====== SUPPLIED DATA ======
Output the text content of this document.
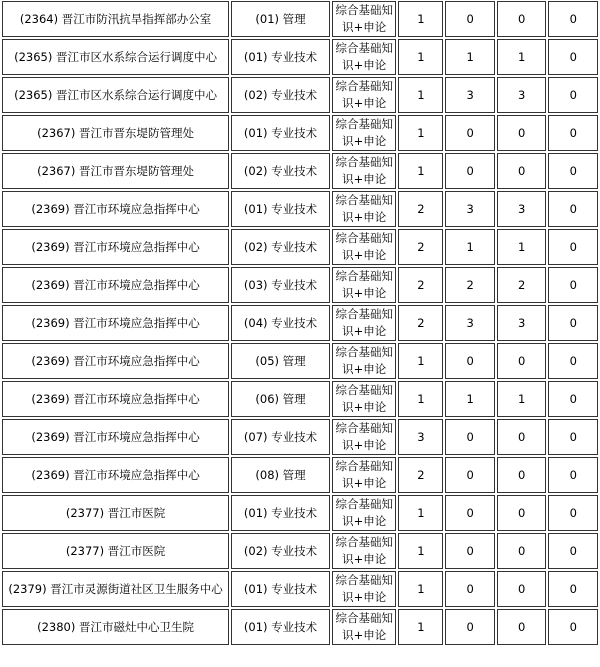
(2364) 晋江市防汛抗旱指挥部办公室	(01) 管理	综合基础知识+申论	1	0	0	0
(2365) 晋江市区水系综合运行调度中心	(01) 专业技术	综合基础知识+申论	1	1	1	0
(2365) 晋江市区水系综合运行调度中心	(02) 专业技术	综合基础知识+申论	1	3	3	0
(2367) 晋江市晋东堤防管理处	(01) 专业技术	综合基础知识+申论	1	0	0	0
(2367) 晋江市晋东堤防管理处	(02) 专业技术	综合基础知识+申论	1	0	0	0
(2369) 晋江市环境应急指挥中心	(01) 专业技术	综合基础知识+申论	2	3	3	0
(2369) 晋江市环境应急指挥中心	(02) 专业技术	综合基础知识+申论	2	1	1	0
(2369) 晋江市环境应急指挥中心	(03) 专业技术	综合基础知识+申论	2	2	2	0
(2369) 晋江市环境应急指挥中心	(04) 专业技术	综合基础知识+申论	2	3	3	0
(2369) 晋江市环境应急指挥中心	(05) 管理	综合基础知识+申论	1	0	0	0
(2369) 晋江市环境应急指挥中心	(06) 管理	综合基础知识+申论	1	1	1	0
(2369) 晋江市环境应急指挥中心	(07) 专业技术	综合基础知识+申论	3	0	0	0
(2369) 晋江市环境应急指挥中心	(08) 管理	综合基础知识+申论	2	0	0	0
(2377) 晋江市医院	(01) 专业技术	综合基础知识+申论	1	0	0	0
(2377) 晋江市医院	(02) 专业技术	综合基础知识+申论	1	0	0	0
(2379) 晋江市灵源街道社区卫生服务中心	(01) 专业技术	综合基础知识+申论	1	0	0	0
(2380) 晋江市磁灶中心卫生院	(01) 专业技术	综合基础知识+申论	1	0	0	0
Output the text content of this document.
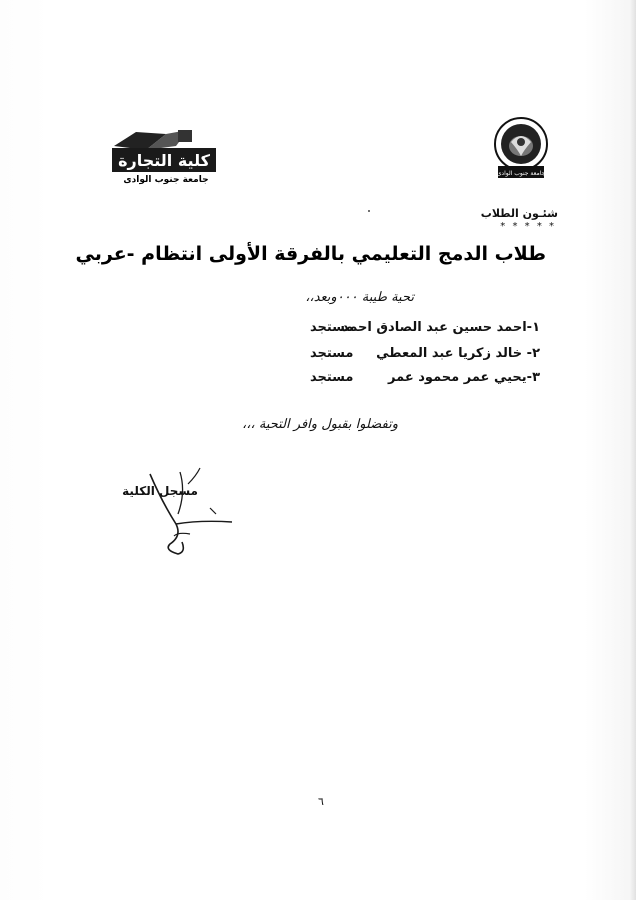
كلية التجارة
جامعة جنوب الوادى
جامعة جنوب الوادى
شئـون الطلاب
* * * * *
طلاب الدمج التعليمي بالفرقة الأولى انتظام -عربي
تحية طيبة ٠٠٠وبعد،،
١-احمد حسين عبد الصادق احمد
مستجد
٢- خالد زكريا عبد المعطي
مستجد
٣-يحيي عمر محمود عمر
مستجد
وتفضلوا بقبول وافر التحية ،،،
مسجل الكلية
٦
======
TASK TO COMPLETE: Set the data above down again exactly as given, with no pictures.

EXERCISE OUTPUT:
Output the text content of this document.
(2364) 晋江市防汛抗旱指挥部办公室	(01) 管理	综合基础知识+申论	1	0	0	0
(2365) 晋江市区水系综合运行调度中心	(01) 专业技术	综合基础知识+申论	1	1	1	0
(2365) 晋江市区水系综合运行调度中心	(02) 专业技术	综合基础知识+申论	1	3	3	0
(2367) 晋江市晋东堤防管理处	(01) 专业技术	综合基础知识+申论	1	0	0	0
(2367) 晋江市晋东堤防管理处	(02) 专业技术	综合基础知识+申论	1	0	0	0
(2369) 晋江市环境应急指挥中心	(01) 专业技术	综合基础知识+申论	2	3	3	0
(2369) 晋江市环境应急指挥中心	(02) 专业技术	综合基础知识+申论	2	1	1	0
(2369) 晋江市环境应急指挥中心	(03) 专业技术	综合基础知识+申论	2	2	2	0
(2369) 晋江市环境应急指挥中心	(04) 专业技术	综合基础知识+申论	2	3	3	0
(2369) 晋江市环境应急指挥中心	(05) 管理	综合基础知识+申论	1	0	0	0
(2369) 晋江市环境应急指挥中心	(06) 管理	综合基础知识+申论	1	1	1	0
(2369) 晋江市环境应急指挥中心	(07) 专业技术	综合基础知识+申论	3	0	0	0
(2369) 晋江市环境应急指挥中心	(08) 管理	综合基础知识+申论	2	0	0	0
(2377) 晋江市医院	(01) 专业技术	综合基础知识+申论	1	0	0	0
(2377) 晋江市医院	(02) 专业技术	综合基础知识+申论	1	0	0	0
(2379) 晋江市灵源街道社区卫生服务中心	(01) 专业技术	综合基础知识+申论	1	0	0	0
(2380) 晋江市磁灶中心卫生院	(01) 专业技术	综合基础知识+申论	1	0	0	0
Output the text content of this document.
كلية التجارة
جامعة جنوب الوادى
جامعة جنوب الوادى
شئـون الطلاب
* * * * *
طلاب الدمج التعليمي بالفرقة الأولى انتظام -عربي
تحية طيبة ٠٠٠وبعد،،
١-احمد حسين عبد الصادق احمد
مستجد
٢- خالد زكريا عبد المعطي
مستجد
٣-يحيي عمر محمود عمر
مستجد
وتفضلوا بقبول وافر التحية ،،،
مسجل الكلية
٦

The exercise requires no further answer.